[Stored entries]
--- start ---

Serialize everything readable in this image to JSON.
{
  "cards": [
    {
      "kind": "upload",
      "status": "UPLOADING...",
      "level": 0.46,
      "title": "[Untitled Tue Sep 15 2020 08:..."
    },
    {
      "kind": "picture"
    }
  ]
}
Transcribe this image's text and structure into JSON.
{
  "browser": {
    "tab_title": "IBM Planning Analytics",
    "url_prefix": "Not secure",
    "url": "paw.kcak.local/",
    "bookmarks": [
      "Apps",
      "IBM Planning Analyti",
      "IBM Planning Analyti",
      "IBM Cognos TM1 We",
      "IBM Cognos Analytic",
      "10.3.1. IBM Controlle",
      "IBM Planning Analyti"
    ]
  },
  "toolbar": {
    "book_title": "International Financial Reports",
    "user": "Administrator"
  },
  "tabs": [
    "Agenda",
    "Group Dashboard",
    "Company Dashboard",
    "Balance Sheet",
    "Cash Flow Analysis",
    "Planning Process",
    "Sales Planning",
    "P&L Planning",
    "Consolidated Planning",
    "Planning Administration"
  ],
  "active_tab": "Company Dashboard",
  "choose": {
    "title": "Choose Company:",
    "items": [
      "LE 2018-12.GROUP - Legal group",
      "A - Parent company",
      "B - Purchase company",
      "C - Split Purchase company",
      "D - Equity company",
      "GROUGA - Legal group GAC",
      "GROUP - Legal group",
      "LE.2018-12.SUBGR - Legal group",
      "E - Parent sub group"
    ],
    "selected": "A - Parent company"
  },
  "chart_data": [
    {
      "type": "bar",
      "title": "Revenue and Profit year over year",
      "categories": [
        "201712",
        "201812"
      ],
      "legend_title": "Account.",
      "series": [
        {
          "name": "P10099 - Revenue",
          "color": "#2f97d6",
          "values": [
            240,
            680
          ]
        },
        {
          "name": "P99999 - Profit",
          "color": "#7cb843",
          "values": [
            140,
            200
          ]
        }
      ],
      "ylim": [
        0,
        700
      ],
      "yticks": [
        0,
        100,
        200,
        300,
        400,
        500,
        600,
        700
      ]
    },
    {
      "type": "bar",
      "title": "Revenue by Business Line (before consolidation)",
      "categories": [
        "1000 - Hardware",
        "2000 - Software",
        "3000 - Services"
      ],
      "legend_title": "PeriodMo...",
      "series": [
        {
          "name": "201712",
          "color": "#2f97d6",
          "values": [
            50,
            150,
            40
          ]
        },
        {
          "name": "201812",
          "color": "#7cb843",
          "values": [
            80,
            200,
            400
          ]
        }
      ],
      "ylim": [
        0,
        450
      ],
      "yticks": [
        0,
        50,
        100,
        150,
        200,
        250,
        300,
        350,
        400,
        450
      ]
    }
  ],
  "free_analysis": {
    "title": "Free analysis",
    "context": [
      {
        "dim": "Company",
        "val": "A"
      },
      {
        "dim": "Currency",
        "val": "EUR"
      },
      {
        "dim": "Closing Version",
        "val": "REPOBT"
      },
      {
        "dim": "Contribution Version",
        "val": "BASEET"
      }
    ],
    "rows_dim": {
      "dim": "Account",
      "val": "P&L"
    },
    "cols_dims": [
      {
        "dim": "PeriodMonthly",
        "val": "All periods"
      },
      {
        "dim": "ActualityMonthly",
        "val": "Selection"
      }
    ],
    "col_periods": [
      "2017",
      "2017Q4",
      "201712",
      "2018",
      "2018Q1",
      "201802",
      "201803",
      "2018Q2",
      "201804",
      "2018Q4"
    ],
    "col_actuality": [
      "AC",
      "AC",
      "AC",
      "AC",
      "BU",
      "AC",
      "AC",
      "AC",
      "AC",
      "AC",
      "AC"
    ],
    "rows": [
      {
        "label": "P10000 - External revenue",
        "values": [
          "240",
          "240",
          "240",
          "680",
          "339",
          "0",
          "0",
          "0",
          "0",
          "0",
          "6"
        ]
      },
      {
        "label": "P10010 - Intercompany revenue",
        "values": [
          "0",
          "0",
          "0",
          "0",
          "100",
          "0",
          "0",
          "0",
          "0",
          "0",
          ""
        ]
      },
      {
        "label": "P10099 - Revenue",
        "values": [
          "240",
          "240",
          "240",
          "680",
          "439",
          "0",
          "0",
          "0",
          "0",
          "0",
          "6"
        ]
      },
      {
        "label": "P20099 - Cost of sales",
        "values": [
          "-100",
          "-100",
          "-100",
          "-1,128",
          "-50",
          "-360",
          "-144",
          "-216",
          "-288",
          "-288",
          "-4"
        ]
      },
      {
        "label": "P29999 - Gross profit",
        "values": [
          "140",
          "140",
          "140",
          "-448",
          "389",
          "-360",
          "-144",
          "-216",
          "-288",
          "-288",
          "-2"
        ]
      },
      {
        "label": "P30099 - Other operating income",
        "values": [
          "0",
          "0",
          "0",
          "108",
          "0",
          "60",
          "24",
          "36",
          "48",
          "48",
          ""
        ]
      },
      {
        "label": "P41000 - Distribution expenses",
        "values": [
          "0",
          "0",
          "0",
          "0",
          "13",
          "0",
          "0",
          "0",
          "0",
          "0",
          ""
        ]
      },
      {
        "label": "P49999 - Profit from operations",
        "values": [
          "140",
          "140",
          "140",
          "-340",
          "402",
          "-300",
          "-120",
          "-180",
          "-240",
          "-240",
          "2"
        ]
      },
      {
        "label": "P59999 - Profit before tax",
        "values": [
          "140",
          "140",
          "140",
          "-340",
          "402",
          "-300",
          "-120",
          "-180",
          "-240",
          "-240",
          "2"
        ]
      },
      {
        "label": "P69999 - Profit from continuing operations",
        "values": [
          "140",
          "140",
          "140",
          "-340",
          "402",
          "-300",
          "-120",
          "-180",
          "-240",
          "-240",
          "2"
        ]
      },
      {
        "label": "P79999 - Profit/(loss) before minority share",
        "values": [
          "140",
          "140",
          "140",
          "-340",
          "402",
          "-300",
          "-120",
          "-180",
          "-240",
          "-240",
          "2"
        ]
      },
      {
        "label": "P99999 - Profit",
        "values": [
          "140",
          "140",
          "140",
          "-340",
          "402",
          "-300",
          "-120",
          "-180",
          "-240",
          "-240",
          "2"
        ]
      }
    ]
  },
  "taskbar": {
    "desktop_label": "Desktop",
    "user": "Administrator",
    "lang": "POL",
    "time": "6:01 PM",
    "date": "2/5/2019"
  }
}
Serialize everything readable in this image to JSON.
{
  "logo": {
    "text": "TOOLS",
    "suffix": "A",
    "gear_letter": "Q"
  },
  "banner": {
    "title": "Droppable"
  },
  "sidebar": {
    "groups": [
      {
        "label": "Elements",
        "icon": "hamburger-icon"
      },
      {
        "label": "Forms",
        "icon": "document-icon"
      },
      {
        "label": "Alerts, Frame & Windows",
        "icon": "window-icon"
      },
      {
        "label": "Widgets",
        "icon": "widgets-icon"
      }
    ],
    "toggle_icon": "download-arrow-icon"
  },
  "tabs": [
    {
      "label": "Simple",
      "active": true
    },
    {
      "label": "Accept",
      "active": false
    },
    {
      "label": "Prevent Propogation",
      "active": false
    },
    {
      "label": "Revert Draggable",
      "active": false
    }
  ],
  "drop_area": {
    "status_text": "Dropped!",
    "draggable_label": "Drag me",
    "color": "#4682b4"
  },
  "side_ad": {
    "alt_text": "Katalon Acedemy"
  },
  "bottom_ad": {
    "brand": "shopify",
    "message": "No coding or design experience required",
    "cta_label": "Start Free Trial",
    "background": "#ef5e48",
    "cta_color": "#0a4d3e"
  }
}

--- end ---

• _To do_
Transcribe all of the entries without altering anything.

• _Correct response_
Serialize everything readable in this image to JSON.
{
  "cards": [
    {
      "kind": "upload",
      "status": "UPLOADING...",
      "level": 0.46,
      "title": "[Untitled Tue Sep 15 2020 08:..."
    },
    {
      "kind": "picture"
    }
  ]
}
Transcribe this image's text and structure into JSON.
{
  "browser": {
    "tab_title": "IBM Planning Analytics",
    "url_prefix": "Not secure",
    "url": "paw.kcak.local/",
    "bookmarks": [
      "Apps",
      "IBM Planning Analyti",
      "IBM Planning Analyti",
      "IBM Cognos TM1 We",
      "IBM Cognos Analytic",
      "10.3.1. IBM Controlle",
      "IBM Planning Analyti"
    ]
  },
  "toolbar": {
    "book_title": "International Financial Reports",
    "user": "Administrator"
  },
  "tabs": [
    "Agenda",
    "Group Dashboard",
    "Company Dashboard",
    "Balance Sheet",
    "Cash Flow Analysis",
    "Planning Process",
    "Sales Planning",
    "P&L Planning",
    "Consolidated Planning",
    "Planning Administration"
  ],
  "active_tab": "Company Dashboard",
  "choose": {
    "title": "Choose Company:",
    "items": [
      "LE 2018-12.GROUP - Legal group",
      "A - Parent company",
      "B - Purchase company",
      "C - Split Purchase company",
      "D - Equity company",
      "GROUGA - Legal group GAC",
      "GROUP - Legal group",
      "LE.2018-12.SUBGR - Legal group",
      "E - Parent sub group"
    ],
    "selected": "A - Parent company"
  },
  "chart_data": [
    {
      "type": "bar",
      "title": "Revenue and Profit year over year",
      "categories": [
        "201712",
        "201812"
      ],
      "legend_title": "Account.",
      "series": [
        {
          "name": "P10099 - Revenue",
          "color": "#2f97d6",
          "values": [
            240,
            680
          ]
        },
        {
          "name": "P99999 - Profit",
          "color": "#7cb843",
          "values": [
            140,
            200
          ]
        }
      ],
      "ylim": [
        0,
        700
      ],
      "yticks": [
        0,
        100,
        200,
        300,
        400,
        500,
        600,
        700
      ]
    },
    {
      "type": "bar",
      "title": "Revenue by Business Line (before consolidation)",
      "categories": [
        "1000 - Hardware",
        "2000 - Software",
        "3000 - Services"
      ],
      "legend_title": "PeriodMo...",
      "series": [
        {
          "name": "201712",
          "color": "#2f97d6",
          "values": [
            50,
            150,
            40
          ]
        },
        {
          "name": "201812",
          "color": "#7cb843",
          "values": [
            80,
            200,
            400
          ]
        }
      ],
      "ylim": [
        0,
        450
      ],
      "yticks": [
        0,
        50,
        100,
        150,
        200,
        250,
        300,
        350,
        400,
        450
      ]
    }
  ],
  "free_analysis": {
    "title": "Free analysis",
    "context": [
      {
        "dim": "Company",
        "val": "A"
      },
      {
        "dim": "Currency",
        "val": "EUR"
      },
      {
        "dim": "Closing Version",
        "val": "REPOBT"
      },
      {
        "dim": "Contribution Version",
        "val": "BASEET"
      }
    ],
    "rows_dim": {
      "dim": "Account",
      "val": "P&L"
    },
    "cols_dims": [
      {
        "dim": "PeriodMonthly",
        "val": "All periods"
      },
      {
        "dim": "ActualityMonthly",
        "val": "Selection"
      }
    ],
    "col_periods": [
      "2017",
      "2017Q4",
      "201712",
      "2018",
      "2018Q1",
      "201802",
      "201803",
      "2018Q2",
      "201804",
      "2018Q4"
    ],
    "col_actuality": [
      "AC",
      "AC",
      "AC",
      "AC",
      "BU",
      "AC",
      "AC",
      "AC",
      "AC",
      "AC",
      "AC"
    ],
    "rows": [
      {
        "label": "P10000 - External revenue",
        "values": [
          "240",
          "240",
          "240",
          "680",
          "339",
          "0",
          "0",
          "0",
          "0",
          "0",
          "6"
        ]
      },
      {
        "label": "P10010 - Intercompany revenue",
        "values": [
          "0",
          "0",
          "0",
          "0",
          "100",
          "0",
          "0",
          "0",
          "0",
          "0",
          ""
        ]
      },
      {
        "label": "P10099 - Revenue",
        "values": [
          "240",
          "240",
          "240",
          "680",
          "439",
          "0",
          "0",
          "0",
          "0",
          "0",
          "6"
        ]
      },
      {
        "label": "P20099 - Cost of sales",
        "values": [
          "-100",
          "-100",
          "-100",
          "-1,128",
          "-50",
          "-360",
          "-144",
          "-216",
          "-288",
          "-288",
          "-4"
        ]
      },
      {
        "label": "P29999 - Gross profit",
        "values": [
          "140",
          "140",
          "140",
          "-448",
          "389",
          "-360",
          "-144",
          "-216",
          "-288",
          "-288",
          "-2"
        ]
      },
      {
        "label": "P30099 - Other operating income",
        "values": [
          "0",
          "0",
          "0",
          "108",
          "0",
          "60",
          "24",
          "36",
          "48",
          "48",
          ""
        ]
      },
      {
        "label": "P41000 - Distribution expenses",
        "values": [
          "0",
          "0",
          "0",
          "0",
          "13",
          "0",
          "0",
          "0",
          "0",
          "0",
          ""
        ]
      },
      {
        "label": "P49999 - Profit from operations",
        "values": [
          "140",
          "140",
          "140",
          "-340",
          "402",
          "-300",
          "-120",
          "-180",
          "-240",
          "-240",
          "2"
        ]
      },
      {
        "label": "P59999 - Profit before tax",
        "values": [
          "140",
          "140",
          "140",
          "-340",
          "402",
          "-300",
          "-120",
          "-180",
          "-240",
          "-240",
          "2"
        ]
      },
      {
        "label": "P69999 - Profit from continuing operations",
        "values": [
          "140",
          "140",
          "140",
          "-340",
          "402",
          "-300",
          "-120",
          "-180",
          "-240",
          "-240",
          "2"
        ]
      },
      {
        "label": "P79999 - Profit/(loss) before minority share",
        "values": [
          "140",
          "140",
          "140",
          "-340",
          "402",
          "-300",
          "-120",
          "-180",
          "-240",
          "-240",
          "2"
        ]
      },
      {
        "label": "P99999 - Profit",
        "values": [
          "140",
          "140",
          "140",
          "-340",
          "402",
          "-300",
          "-120",
          "-180",
          "-240",
          "-240",
          "2"
        ]
      }
    ]
  },
  "taskbar": {
    "desktop_label": "Desktop",
    "user": "Administrator",
    "lang": "POL",
    "time": "6:01 PM",
    "date": "2/5/2019"
  }
}
Serialize everything readable in this image to JSON.
{
  "logo": {
    "text": "TOOLS",
    "suffix": "A",
    "gear_letter": "Q"
  },
  "banner": {
    "title": "Droppable"
  },
  "sidebar": {
    "groups": [
      {
        "label": "Elements",
        "icon": "hamburger-icon"
      },
      {
        "label": "Forms",
        "icon": "document-icon"
      },
      {
        "label": "Alerts, Frame & Windows",
        "icon": "window-icon"
      },
      {
        "label": "Widgets",
        "icon": "widgets-icon"
      }
    ],
    "toggle_icon": "download-arrow-icon"
  },
  "tabs": [
    {
      "label": "Simple",
      "active": true
    },
    {
      "label": "Accept",
      "active": false
    },
    {
      "label": "Prevent Propogation",
      "active": false
    },
    {
      "label": "Revert Draggable",
      "active": false
    }
  ],
  "drop_area": {
    "status_text": "Dropped!",
    "draggable_label": "Drag me",
    "color": "#4682b4"
  },
  "side_ad": {
    "alt_text": "Katalon Acedemy"
  },
  "bottom_ad": {
    "brand": "shopify",
    "message": "No coding or design experience required",
    "cta_label": "Start Free Trial",
    "background": "#ef5e48",
    "cta_color": "#0a4d3e"
  }
}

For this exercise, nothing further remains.